▸ GIVEN TASK
Copy every one of the entries below line for line, changing nothing.

::: INPUT DATA

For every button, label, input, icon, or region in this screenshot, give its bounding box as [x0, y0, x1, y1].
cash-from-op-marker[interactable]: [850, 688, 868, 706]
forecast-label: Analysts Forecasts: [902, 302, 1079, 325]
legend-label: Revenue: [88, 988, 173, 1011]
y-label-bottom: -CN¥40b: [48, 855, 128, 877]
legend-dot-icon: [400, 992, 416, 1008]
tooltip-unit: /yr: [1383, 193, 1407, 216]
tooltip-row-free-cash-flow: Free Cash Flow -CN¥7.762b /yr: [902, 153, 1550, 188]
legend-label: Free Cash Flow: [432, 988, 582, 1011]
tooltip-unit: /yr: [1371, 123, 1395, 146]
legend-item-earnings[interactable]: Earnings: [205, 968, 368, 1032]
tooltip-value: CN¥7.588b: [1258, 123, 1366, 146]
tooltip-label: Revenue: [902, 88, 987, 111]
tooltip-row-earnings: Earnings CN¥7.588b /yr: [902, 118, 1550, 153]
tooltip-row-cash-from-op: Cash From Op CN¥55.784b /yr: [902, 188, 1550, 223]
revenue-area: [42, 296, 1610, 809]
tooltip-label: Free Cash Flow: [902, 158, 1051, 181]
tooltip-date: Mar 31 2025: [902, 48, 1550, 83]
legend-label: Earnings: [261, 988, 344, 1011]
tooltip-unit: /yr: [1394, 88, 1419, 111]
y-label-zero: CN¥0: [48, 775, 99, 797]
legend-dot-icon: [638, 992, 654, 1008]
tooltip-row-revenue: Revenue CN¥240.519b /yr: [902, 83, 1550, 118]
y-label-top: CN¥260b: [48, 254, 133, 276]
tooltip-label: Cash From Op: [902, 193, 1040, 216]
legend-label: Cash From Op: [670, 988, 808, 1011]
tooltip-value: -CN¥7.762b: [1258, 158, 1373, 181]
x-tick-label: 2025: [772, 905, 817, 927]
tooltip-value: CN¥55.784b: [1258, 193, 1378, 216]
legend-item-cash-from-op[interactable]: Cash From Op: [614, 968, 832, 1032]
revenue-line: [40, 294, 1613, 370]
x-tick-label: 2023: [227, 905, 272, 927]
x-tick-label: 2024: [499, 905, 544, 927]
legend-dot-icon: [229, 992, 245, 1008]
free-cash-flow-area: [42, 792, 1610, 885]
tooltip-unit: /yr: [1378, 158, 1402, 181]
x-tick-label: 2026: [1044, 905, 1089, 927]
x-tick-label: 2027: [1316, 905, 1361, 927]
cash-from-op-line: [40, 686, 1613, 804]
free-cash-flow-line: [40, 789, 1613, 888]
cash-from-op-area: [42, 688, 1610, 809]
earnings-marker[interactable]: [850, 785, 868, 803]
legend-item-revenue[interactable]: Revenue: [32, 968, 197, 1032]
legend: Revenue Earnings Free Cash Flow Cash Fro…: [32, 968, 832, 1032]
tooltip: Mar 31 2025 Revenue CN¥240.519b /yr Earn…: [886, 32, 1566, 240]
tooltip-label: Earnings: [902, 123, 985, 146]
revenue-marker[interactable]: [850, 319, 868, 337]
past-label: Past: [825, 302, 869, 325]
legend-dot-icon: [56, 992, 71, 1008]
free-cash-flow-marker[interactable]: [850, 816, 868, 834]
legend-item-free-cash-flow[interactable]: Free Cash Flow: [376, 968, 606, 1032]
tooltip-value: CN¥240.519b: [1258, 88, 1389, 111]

::::::

▸ PROBLEM SOLUTION
For every button, label, input, icon, or region in this screenshot, give its bounding box as [x0, y0, x1, y1].
cash-from-op-marker[interactable]: [850, 688, 868, 706]
forecast-label: Analysts Forecasts: [902, 302, 1079, 325]
legend-label: Revenue: [88, 988, 173, 1011]
y-label-bottom: -CN¥40b: [48, 855, 128, 877]
legend-dot-icon: [400, 992, 416, 1008]
tooltip-unit: /yr: [1383, 193, 1407, 216]
tooltip-row-free-cash-flow: Free Cash Flow -CN¥7.762b /yr: [902, 153, 1550, 188]
legend-label: Free Cash Flow: [432, 988, 582, 1011]
tooltip-unit: /yr: [1371, 123, 1395, 146]
legend-item-earnings[interactable]: Earnings: [205, 968, 368, 1032]
tooltip-value: CN¥7.588b: [1258, 123, 1366, 146]
tooltip-label: Revenue: [902, 88, 987, 111]
tooltip-row-earnings: Earnings CN¥7.588b /yr: [902, 118, 1550, 153]
tooltip-row-cash-from-op: Cash From Op CN¥55.784b /yr: [902, 188, 1550, 223]
revenue-area: [42, 296, 1610, 809]
tooltip-label: Free Cash Flow: [902, 158, 1051, 181]
tooltip-date: Mar 31 2025: [902, 48, 1550, 83]
legend-label: Earnings: [261, 988, 344, 1011]
tooltip-unit: /yr: [1394, 88, 1419, 111]
y-label-zero: CN¥0: [48, 775, 99, 797]
legend-dot-icon: [638, 992, 654, 1008]
tooltip-row-revenue: Revenue CN¥240.519b /yr: [902, 83, 1550, 118]
y-label-top: CN¥260b: [48, 254, 133, 276]
tooltip-label: Cash From Op: [902, 193, 1040, 216]
legend-label: Cash From Op: [670, 988, 808, 1011]
tooltip-value: -CN¥7.762b: [1258, 158, 1373, 181]
x-tick-label: 2025: [772, 905, 817, 927]
tooltip-value: CN¥55.784b: [1258, 193, 1378, 216]
legend-item-cash-from-op[interactable]: Cash From Op: [614, 968, 832, 1032]
revenue-line: [40, 294, 1613, 370]
x-tick-label: 2023: [227, 905, 272, 927]
x-tick-label: 2024: [499, 905, 544, 927]
legend-dot-icon: [229, 992, 245, 1008]
free-cash-flow-area: [42, 792, 1610, 885]
tooltip-unit: /yr: [1378, 158, 1402, 181]
x-tick-label: 2026: [1044, 905, 1089, 927]
x-tick-label: 2027: [1316, 905, 1361, 927]
cash-from-op-line: [40, 686, 1613, 804]
free-cash-flow-line: [40, 789, 1613, 888]
cash-from-op-area: [42, 688, 1610, 809]
earnings-marker[interactable]: [850, 785, 868, 803]
legend-item-revenue[interactable]: Revenue: [32, 968, 197, 1032]
legend: Revenue Earnings Free Cash Flow Cash Fro…: [32, 968, 832, 1032]
tooltip: Mar 31 2025 Revenue CN¥240.519b /yr Earn…: [886, 32, 1566, 240]
tooltip-label: Earnings: [902, 123, 985, 146]
revenue-marker[interactable]: [850, 319, 868, 337]
past-label: Past: [825, 302, 869, 325]
legend-dot-icon: [56, 992, 71, 1008]
free-cash-flow-marker[interactable]: [850, 816, 868, 834]
legend-item-free-cash-flow[interactable]: Free Cash Flow: [376, 968, 606, 1032]
tooltip-value: CN¥240.519b: [1258, 88, 1389, 111]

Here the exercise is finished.